== 所给文章 ==

详解Python爬取并下载《电影天堂》3千多部电影

2023年5月14日下午9:22 • python

详解Python爬取并下载《电影天堂》3千多部电影

0. 简介

本文主要介绍如何使用Python来爬取并下载电影天堂网站上的电影资源，包括如何从首页获取分类信息和对应的电影列表，如何从电影列表页获取详细的电影信息和下载链接，并使用迅雷进行自动下载。

1. 准备工作

在进行爬取之前，需要安装一些必要的Python库和工具：

BeautifulSoup4: 用于解析HTML和XML文档
requests: 用于发送HTTP请求
selenium: 用于模拟浏览器进行数据采集（目前电影天堂需要动态加载）
pymongo: 如果需要将数据存入MongoDB

此外，需要下载安装Chrome浏览器和对应版本的ChromeDriver。

2. 获取分类及电影列表

首先需要从 https://www.dy2018.com 获取电影天堂的首页HTML内容，然后使用BeautifulSoup4解析获取各个分类信息及对应的电影列表页URL。

import requests
from bs4 import BeautifulSoup

url = "https://www.dy2018.com/"
response = requests.get(url)
soup = BeautifulSoup(response.text, 'html.parser')

# 获取分类信息
categories = []
category_list = soup.find('div', class_='contain').find('div', class_='bd2').find_all('a')
for category in category_list:
    categories.append({
        'name': category.text,
        'url': category.get('href')
    })

# 获取电影列表页URL
movie_urls = []
for category in categories:
    response = requests.get(category['url'])
    soup = BeautifulSoup(response.text, 'html.parser')
    movie_list = soup.find_all('b', class_='title')
    for movie in movie_list:
        movie_url = movie.find('a').get('href')
        if movie_url.startswith('/html/'):
            movie_url = 'https://www.dy2018.com' + movie_url
        movie_urls.append({
            'category': category['name'],
            'url': movie_url
        })

3. 获取电影详细信息及下载链接

对于每个电影列表页，需要进入详细信息页并解析获取电影的详细信息和下载链接。这里使用selenium模拟浏览器进行数据采集。

from selenium import webdriver

# 创建Chrome浏览器实例
chrome_options = webdriver.ChromeOptions()
chrome_options.add_argument("--headless")  # 以无头模式运行
browser = webdriver.Chrome(chrome_options=chrome_options)

# 遍历每个电影并获取详细信息和下载链接
movies = []
for movie_url in movie_urls:
    browser.get(movie_url['url'])

===

**待办任务:**
用两句话概括所给文章。 作答时只依据所给文章。

== 所列条目 ==

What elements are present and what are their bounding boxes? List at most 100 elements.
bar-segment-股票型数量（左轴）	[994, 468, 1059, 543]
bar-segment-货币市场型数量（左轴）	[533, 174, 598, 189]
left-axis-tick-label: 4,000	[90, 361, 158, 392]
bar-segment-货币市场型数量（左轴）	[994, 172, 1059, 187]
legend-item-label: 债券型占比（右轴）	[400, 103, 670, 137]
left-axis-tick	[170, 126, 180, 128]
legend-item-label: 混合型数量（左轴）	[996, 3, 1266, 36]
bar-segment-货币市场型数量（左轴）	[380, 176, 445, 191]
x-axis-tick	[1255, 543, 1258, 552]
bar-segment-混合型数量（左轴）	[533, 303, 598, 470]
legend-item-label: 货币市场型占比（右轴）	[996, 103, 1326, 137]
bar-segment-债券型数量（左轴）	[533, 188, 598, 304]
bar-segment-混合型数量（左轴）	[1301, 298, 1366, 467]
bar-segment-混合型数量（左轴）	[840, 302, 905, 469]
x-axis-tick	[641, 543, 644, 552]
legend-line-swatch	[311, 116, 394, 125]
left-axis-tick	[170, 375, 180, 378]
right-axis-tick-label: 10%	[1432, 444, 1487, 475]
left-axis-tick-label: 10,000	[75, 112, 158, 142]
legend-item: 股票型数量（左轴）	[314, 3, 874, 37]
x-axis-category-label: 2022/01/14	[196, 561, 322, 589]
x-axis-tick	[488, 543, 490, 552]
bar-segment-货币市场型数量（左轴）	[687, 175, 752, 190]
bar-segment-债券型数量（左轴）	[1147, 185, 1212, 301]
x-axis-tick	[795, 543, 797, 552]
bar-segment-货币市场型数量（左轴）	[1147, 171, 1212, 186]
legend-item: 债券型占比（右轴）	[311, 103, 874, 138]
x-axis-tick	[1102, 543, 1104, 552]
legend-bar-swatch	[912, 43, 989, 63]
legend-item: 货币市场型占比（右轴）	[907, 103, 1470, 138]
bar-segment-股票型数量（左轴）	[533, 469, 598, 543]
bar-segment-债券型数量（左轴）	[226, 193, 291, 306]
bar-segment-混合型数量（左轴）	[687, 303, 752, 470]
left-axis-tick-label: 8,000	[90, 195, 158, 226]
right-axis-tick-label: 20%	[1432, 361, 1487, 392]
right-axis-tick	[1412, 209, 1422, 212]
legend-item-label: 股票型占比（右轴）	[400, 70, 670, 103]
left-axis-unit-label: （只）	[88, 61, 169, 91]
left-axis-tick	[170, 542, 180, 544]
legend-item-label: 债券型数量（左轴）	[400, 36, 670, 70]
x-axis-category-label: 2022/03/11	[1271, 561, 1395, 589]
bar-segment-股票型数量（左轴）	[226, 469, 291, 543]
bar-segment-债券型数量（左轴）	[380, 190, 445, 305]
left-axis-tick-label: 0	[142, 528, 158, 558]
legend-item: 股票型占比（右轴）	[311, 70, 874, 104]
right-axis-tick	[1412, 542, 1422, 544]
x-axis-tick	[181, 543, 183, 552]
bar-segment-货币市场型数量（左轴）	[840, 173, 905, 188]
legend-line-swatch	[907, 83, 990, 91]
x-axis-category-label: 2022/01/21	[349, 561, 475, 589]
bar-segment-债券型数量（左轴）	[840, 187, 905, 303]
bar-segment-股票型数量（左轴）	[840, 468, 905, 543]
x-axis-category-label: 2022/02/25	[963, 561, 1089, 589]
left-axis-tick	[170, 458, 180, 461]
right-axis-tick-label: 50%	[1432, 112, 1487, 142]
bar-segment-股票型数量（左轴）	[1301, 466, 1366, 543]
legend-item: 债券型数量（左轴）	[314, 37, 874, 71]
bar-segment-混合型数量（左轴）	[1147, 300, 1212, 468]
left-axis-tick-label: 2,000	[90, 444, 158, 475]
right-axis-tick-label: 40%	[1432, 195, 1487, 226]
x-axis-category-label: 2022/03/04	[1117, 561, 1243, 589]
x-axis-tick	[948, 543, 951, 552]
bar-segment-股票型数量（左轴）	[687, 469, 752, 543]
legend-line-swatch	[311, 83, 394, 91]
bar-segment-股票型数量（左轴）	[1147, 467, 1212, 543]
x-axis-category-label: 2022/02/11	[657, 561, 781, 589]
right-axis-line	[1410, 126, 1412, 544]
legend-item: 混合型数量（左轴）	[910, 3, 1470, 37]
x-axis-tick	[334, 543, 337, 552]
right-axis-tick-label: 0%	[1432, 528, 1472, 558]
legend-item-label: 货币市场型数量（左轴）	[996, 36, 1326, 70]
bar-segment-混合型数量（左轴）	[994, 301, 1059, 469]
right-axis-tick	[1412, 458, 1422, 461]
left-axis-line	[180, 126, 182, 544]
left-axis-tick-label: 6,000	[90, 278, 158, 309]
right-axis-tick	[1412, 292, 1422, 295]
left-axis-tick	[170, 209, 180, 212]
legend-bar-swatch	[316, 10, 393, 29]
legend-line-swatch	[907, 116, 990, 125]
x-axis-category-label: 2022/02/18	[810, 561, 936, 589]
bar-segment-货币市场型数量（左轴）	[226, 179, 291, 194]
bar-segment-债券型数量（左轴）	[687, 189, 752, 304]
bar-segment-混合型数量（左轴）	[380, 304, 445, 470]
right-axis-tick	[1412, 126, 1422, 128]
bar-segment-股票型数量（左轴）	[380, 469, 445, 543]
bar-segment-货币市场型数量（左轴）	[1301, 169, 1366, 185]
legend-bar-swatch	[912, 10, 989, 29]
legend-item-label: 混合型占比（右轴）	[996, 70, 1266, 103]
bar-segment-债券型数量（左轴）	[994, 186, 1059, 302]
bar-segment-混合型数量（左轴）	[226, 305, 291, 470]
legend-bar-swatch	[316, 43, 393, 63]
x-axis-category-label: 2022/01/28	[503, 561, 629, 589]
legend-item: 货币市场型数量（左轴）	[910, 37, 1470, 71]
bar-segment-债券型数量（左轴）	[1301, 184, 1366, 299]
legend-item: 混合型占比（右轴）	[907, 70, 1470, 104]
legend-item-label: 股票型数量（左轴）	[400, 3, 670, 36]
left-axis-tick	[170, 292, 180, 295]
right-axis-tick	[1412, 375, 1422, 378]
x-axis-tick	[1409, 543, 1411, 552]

===

**任务答复:**
所给文章介绍如何用Python爬取电影天堂网站的电影资源，包括从首页获取分类信息和电影列表，从列表页获取电影详细信息和下载链接，并用迅雷自动下载。爬取前要安装BeautifulSoup4、requests、selenium、pymongo等库，以及Chrome浏览器和对应版本的ChromeDriver；然后先用requests和BeautifulSoup4解析首页，得到各分类及电影列表页URL，再用selenium模拟浏览器进入详细信息页采集数据。